REQUIRED WORK>
Exactly how many lines in the data below contain the string "darf"? Give that number and nothing else.
GIVEN ENTRIES section start
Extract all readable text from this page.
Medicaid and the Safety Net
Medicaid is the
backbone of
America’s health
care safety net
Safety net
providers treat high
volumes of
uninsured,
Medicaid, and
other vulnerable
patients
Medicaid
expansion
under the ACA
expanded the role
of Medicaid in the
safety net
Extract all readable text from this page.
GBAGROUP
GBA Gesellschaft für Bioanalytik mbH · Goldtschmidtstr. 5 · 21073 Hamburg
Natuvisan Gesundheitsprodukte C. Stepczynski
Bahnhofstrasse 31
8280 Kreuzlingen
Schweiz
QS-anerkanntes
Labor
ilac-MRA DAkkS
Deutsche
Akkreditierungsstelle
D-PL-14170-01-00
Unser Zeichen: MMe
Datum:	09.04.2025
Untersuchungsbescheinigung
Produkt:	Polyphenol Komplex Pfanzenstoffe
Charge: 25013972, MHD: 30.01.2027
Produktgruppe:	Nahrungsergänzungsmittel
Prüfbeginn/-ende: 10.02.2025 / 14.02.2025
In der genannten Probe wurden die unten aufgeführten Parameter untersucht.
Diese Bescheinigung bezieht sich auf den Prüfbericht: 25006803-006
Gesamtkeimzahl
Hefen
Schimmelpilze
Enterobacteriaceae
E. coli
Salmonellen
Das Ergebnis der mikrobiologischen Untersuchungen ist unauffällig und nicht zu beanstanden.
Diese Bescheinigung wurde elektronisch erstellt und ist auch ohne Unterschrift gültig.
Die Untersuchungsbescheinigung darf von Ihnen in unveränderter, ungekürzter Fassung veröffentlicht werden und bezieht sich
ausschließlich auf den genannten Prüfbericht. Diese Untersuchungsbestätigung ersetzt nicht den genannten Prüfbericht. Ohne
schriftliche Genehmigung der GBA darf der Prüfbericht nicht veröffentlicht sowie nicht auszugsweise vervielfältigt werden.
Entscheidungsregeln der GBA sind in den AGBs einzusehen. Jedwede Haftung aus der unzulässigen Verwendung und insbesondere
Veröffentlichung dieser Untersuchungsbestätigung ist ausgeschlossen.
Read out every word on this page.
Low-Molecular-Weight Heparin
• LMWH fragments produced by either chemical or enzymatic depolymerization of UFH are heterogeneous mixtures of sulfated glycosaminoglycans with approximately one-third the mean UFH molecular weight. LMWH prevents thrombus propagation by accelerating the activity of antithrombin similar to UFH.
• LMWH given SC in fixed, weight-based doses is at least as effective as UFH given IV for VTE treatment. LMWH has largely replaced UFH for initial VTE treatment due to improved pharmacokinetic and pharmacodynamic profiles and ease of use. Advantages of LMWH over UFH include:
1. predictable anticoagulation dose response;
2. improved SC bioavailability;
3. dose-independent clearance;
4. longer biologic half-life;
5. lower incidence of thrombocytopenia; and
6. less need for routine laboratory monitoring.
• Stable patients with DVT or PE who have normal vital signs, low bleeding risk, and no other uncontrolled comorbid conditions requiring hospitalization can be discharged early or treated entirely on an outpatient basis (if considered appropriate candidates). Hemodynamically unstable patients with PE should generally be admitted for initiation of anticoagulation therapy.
GIVEN ENTRIES section end
ANSWER SECTION>
2